*** Data for the task ***
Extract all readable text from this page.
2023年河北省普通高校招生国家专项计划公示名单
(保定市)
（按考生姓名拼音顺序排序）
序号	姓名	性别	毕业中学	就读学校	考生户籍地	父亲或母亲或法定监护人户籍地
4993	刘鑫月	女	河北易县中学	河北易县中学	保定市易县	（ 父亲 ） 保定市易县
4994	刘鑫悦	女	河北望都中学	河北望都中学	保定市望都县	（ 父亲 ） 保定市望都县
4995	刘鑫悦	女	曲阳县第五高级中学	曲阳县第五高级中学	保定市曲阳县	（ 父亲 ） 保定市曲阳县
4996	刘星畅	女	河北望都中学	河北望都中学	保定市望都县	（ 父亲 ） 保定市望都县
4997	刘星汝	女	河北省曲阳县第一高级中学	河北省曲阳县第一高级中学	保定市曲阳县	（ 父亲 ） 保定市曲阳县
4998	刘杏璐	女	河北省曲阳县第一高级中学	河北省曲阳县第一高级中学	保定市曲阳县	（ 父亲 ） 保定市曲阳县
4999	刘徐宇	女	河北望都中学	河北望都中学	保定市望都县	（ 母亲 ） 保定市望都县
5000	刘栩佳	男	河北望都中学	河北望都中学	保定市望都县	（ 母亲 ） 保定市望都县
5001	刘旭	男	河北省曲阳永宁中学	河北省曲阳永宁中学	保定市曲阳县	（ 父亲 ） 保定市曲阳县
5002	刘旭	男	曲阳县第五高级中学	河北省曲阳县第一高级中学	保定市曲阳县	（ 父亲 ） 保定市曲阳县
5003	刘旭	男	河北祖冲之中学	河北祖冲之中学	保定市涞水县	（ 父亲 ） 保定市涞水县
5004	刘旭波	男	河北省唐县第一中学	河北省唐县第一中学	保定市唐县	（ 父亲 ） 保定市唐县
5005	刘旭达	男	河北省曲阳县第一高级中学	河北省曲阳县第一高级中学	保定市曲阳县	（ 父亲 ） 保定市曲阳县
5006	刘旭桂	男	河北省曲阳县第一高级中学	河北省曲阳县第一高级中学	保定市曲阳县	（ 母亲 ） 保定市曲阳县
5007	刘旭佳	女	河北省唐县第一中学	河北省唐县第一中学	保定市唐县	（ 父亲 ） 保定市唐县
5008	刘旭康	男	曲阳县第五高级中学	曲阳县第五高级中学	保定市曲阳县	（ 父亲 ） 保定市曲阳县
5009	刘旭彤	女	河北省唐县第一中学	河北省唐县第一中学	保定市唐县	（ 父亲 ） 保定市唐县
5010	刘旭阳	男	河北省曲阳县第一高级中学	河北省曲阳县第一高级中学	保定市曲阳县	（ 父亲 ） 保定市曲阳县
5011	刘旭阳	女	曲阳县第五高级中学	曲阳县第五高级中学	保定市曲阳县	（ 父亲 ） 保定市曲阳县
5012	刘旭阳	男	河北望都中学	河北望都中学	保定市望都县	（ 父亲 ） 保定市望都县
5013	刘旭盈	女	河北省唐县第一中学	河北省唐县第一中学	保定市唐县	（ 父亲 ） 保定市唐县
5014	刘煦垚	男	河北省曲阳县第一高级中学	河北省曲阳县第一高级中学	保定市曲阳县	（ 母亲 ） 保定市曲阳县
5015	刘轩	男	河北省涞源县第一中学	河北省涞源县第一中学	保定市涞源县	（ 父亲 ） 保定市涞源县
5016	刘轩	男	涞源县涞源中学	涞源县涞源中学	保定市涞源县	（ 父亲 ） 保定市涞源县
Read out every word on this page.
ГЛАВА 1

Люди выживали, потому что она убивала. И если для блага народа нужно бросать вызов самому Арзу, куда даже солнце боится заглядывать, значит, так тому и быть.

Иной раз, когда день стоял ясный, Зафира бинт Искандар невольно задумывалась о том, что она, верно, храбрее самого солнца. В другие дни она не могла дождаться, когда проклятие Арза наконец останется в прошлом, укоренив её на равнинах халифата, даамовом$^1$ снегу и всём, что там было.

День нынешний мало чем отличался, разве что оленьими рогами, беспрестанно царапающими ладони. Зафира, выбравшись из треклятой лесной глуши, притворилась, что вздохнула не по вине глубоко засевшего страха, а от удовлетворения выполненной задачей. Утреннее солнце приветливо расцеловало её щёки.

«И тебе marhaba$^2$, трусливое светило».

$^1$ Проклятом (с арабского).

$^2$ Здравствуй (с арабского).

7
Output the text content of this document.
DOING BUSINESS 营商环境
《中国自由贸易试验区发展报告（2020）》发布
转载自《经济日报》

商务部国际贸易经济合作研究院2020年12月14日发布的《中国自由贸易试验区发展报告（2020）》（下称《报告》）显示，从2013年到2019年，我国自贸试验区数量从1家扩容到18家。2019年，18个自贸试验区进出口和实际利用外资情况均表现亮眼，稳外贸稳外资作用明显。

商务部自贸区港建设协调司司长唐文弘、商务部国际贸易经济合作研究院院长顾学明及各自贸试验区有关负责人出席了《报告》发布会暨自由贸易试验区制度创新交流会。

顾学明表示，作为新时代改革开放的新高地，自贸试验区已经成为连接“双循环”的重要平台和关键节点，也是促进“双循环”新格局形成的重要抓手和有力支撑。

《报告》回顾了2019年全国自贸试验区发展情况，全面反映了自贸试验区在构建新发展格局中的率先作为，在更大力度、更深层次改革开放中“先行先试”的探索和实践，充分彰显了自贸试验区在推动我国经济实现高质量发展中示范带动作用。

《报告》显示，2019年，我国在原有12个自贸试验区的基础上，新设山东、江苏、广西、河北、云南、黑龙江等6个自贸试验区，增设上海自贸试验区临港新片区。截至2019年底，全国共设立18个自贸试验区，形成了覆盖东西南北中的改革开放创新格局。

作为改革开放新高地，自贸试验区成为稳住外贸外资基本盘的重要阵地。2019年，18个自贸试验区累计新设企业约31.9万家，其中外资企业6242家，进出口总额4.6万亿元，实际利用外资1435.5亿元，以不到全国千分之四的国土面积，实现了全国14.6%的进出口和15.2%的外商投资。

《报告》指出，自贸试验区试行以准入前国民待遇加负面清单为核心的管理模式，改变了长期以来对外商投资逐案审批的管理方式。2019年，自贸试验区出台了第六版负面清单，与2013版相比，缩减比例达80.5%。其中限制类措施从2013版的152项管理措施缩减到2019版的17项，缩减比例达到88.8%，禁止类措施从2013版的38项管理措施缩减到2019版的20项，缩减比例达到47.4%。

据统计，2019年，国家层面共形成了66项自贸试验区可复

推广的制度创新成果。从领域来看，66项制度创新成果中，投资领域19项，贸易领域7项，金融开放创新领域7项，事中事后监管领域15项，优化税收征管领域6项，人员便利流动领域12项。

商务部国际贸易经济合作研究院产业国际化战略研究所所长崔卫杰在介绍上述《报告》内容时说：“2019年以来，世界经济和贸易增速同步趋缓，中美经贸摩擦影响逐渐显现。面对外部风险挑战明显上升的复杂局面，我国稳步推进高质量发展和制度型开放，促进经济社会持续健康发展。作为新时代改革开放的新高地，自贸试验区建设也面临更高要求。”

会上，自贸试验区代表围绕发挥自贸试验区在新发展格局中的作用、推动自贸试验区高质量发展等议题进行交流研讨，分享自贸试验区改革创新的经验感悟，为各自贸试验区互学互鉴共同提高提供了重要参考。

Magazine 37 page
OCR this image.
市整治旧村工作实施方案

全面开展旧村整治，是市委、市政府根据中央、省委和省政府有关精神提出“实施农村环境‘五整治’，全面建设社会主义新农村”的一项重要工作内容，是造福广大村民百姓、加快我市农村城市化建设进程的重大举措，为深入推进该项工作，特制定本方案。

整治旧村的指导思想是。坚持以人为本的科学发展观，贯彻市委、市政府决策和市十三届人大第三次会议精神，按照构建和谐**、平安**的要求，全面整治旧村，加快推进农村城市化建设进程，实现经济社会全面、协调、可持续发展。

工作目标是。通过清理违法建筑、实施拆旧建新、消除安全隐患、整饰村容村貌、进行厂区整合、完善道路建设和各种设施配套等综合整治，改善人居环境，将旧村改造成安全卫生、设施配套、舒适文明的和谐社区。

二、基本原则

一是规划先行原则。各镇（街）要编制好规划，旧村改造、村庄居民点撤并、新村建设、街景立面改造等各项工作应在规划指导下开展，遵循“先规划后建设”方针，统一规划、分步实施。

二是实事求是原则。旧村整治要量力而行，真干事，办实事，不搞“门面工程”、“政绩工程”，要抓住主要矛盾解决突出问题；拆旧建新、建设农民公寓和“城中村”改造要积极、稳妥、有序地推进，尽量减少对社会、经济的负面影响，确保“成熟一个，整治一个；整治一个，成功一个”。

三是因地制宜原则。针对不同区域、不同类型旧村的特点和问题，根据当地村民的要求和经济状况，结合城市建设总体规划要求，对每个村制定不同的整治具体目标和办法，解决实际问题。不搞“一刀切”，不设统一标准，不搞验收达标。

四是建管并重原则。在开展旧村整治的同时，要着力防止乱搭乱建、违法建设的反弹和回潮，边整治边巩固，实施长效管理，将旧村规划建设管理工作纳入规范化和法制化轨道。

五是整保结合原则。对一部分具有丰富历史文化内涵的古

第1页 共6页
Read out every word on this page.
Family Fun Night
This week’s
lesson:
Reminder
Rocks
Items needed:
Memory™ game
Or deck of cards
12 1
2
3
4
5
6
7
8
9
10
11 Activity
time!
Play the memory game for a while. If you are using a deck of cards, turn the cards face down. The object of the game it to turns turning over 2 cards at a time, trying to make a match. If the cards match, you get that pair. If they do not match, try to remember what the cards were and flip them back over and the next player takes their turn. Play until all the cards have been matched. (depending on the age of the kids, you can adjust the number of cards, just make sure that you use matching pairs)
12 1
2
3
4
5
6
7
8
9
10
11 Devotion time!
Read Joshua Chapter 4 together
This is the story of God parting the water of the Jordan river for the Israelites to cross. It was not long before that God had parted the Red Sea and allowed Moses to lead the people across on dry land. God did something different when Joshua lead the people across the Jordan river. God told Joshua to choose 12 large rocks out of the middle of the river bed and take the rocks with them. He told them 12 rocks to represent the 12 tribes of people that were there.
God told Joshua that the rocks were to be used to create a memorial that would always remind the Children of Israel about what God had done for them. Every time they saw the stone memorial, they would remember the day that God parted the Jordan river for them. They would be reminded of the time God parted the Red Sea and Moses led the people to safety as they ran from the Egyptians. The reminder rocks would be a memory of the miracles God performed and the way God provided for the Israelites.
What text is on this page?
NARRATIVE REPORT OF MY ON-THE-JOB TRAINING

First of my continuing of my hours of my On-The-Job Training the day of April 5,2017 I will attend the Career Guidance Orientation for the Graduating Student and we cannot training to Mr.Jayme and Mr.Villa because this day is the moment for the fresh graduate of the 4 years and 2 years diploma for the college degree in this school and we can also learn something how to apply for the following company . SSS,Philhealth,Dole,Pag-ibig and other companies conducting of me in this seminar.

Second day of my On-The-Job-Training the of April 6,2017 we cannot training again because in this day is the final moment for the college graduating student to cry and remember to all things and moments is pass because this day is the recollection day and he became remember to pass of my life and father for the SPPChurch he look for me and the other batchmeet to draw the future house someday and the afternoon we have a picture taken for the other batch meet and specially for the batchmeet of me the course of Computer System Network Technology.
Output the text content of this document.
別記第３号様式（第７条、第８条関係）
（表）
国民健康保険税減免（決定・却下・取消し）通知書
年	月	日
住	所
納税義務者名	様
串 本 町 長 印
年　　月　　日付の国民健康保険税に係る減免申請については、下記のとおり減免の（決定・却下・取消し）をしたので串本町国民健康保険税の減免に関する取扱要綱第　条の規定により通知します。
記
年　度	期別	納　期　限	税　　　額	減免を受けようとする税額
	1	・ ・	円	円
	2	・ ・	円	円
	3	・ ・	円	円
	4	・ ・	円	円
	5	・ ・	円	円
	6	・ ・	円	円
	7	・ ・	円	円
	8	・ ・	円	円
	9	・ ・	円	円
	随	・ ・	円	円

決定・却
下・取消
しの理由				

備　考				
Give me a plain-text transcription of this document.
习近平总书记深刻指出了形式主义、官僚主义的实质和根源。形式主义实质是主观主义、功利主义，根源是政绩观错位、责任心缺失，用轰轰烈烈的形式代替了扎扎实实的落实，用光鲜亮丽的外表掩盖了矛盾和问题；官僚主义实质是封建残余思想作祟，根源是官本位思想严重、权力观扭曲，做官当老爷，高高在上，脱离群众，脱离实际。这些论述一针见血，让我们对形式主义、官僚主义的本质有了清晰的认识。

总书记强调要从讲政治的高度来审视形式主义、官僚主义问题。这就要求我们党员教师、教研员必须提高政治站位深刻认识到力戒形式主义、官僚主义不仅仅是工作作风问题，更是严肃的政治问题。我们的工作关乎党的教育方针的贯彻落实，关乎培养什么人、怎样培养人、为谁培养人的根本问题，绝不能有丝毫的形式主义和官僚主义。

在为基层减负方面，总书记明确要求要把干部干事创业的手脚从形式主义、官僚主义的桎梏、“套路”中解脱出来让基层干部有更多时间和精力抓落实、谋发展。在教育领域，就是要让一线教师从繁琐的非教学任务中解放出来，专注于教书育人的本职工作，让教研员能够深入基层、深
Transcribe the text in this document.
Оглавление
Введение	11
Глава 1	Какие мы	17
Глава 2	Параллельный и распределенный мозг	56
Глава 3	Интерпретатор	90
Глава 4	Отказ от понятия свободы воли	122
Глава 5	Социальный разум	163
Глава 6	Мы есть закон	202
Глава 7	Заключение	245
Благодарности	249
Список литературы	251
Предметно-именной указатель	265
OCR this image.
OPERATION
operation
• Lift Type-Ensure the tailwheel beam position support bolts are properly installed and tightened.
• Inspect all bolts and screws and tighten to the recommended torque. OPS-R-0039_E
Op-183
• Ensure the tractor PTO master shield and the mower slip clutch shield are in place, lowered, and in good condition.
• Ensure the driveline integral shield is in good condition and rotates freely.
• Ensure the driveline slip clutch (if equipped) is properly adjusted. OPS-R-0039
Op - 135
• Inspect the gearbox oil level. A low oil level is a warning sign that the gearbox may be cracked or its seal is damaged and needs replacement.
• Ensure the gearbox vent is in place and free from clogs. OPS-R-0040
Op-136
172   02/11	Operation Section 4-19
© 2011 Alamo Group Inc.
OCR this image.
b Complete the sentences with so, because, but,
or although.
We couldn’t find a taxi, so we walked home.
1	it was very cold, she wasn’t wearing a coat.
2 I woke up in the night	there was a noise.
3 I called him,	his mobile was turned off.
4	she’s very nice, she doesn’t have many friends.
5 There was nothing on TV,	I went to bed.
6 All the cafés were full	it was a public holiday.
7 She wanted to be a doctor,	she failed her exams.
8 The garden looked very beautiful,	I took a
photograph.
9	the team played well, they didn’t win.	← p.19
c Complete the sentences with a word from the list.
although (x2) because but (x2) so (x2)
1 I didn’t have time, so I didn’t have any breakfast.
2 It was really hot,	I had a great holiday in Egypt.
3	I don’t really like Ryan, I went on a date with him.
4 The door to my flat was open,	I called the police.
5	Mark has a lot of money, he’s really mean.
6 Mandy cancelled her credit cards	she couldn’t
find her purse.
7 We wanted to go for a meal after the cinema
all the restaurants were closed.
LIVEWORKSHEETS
***
# Given request
Filter for "gearbox". Return all lines that hold it.

# Task response
• Inspect the gearbox oil level. A low oil level is a warning sign that the gearbox may be cracked or its seal is damaged and needs replacement.
• Ensure the gearbox vent is in place and free from clogs. OPS-R-0040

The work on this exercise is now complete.